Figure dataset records
⁂
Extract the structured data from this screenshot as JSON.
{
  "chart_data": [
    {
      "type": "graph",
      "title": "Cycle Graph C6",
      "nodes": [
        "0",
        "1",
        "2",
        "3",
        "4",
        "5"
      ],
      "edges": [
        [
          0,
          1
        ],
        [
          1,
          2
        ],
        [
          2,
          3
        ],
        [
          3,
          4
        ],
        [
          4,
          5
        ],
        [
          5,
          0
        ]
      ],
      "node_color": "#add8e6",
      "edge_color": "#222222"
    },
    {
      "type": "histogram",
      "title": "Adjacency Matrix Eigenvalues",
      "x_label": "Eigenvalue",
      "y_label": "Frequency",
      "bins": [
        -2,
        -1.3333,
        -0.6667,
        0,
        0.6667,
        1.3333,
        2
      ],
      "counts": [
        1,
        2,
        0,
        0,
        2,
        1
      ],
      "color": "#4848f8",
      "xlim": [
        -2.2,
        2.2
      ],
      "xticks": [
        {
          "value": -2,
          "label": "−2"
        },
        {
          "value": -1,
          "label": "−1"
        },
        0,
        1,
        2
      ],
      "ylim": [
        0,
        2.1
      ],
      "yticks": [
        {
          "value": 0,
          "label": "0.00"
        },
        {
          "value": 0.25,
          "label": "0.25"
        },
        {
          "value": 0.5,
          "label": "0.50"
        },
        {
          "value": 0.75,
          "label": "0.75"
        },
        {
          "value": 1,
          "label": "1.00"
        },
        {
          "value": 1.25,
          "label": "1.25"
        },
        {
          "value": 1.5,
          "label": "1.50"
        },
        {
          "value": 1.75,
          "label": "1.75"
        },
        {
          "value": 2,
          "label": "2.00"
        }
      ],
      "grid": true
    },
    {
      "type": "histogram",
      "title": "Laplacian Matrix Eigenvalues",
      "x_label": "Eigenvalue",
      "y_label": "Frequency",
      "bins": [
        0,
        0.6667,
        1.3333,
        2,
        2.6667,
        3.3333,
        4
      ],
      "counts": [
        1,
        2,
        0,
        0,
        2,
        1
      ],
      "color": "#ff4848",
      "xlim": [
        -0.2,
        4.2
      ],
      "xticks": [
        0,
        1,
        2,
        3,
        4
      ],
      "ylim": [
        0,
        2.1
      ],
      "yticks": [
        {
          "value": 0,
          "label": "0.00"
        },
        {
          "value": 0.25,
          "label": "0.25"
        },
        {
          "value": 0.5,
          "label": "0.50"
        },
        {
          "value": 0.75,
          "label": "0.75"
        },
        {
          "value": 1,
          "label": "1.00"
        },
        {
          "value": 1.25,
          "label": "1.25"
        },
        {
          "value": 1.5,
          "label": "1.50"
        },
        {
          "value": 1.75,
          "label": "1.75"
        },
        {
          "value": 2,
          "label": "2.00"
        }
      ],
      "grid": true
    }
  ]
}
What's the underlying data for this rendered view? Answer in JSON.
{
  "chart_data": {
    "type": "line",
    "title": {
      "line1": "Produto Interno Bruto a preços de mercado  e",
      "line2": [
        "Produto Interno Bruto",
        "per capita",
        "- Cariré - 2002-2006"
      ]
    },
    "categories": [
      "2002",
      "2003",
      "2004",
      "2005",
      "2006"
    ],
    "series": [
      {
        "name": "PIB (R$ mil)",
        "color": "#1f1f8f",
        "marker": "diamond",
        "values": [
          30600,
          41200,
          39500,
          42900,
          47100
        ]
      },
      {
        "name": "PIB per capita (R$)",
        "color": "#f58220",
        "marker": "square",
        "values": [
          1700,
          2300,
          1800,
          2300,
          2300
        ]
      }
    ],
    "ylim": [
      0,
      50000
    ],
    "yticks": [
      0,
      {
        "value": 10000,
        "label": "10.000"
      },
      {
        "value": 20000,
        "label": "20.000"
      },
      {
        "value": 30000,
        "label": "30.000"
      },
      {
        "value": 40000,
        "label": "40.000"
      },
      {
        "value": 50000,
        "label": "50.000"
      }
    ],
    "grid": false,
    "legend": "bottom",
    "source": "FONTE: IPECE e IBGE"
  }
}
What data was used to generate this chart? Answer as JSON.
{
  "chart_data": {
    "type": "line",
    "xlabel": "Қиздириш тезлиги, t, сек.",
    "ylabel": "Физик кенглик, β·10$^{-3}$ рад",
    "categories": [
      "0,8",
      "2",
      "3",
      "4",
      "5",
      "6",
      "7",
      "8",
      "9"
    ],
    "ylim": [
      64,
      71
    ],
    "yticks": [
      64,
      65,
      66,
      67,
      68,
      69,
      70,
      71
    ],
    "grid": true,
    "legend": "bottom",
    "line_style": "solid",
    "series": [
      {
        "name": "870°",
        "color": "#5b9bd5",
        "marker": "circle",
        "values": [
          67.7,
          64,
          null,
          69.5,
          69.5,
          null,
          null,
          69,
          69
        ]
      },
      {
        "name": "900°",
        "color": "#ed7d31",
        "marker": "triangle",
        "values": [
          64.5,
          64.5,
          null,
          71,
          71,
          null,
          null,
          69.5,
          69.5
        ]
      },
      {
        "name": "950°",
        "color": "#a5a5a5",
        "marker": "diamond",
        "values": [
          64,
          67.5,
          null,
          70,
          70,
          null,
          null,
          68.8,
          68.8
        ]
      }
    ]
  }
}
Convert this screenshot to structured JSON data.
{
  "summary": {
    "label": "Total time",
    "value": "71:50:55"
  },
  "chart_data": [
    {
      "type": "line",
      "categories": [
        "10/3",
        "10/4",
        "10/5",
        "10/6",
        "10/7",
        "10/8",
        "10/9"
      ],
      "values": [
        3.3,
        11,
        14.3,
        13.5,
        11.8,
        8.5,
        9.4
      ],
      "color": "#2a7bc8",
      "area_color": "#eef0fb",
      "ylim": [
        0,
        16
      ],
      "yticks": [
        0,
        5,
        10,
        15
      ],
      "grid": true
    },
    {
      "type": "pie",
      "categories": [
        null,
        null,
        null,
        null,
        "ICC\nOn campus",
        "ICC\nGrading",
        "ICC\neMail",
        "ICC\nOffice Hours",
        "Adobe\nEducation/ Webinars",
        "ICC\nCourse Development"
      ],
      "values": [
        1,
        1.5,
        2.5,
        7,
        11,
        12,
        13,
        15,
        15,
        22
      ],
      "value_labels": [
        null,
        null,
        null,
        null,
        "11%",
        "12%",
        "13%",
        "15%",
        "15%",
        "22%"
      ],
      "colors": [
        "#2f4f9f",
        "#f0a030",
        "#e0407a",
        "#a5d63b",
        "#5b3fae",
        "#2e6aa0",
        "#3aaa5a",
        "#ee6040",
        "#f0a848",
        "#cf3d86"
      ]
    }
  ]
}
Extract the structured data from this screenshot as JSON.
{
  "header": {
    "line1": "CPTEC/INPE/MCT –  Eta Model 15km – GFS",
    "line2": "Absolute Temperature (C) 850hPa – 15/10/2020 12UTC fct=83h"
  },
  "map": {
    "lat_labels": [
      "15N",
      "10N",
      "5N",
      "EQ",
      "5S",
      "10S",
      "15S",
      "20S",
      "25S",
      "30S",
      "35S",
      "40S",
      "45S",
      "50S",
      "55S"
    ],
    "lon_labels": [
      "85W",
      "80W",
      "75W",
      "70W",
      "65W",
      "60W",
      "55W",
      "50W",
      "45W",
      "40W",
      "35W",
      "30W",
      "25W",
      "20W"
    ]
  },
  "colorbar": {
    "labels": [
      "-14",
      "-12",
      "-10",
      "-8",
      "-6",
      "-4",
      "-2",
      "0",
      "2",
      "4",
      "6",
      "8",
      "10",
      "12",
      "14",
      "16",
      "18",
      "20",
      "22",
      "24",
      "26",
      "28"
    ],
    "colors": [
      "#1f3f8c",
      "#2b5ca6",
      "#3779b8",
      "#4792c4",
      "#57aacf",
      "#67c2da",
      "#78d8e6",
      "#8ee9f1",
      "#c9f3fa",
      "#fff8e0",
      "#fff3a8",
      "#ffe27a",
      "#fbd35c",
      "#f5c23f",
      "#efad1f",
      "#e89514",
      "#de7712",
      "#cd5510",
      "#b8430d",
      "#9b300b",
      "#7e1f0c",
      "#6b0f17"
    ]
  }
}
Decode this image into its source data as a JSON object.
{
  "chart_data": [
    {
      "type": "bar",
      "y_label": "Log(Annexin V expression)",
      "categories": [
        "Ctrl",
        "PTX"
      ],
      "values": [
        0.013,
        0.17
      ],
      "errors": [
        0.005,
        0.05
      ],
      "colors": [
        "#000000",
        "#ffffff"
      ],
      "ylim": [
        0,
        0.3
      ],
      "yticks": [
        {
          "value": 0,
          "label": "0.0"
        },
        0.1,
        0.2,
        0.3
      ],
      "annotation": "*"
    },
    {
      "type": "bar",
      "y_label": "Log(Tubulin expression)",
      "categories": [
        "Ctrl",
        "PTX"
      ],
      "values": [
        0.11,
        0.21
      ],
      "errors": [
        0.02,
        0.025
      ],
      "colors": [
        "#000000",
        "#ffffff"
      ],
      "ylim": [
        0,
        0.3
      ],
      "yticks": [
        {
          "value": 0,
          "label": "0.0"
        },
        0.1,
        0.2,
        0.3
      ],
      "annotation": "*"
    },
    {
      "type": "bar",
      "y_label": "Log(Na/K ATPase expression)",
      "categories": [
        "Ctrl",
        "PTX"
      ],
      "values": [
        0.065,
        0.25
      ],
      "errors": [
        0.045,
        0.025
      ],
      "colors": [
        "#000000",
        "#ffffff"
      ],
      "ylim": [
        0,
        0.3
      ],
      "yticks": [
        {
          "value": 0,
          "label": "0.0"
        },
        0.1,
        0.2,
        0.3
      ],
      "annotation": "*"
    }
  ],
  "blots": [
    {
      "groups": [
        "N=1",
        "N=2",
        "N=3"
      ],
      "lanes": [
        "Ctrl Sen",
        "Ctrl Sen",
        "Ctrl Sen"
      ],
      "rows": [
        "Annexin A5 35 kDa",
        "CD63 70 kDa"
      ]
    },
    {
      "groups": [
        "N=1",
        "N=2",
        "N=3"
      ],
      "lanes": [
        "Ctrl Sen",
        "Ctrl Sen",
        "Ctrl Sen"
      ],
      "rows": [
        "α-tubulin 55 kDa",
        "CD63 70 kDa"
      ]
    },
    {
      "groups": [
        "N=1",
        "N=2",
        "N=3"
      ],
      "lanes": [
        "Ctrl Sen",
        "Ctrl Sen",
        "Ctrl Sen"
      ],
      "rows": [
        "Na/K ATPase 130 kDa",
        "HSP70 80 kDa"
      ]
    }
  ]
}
⁂
● EXERCISE AIM:
Which lines hold the word "Bruto"? Return all of them from the records above.

● FINAL RESULT:
      "line1": "Produto Interno Bruto a preços de mercado  e",
        "Produto Interno Bruto",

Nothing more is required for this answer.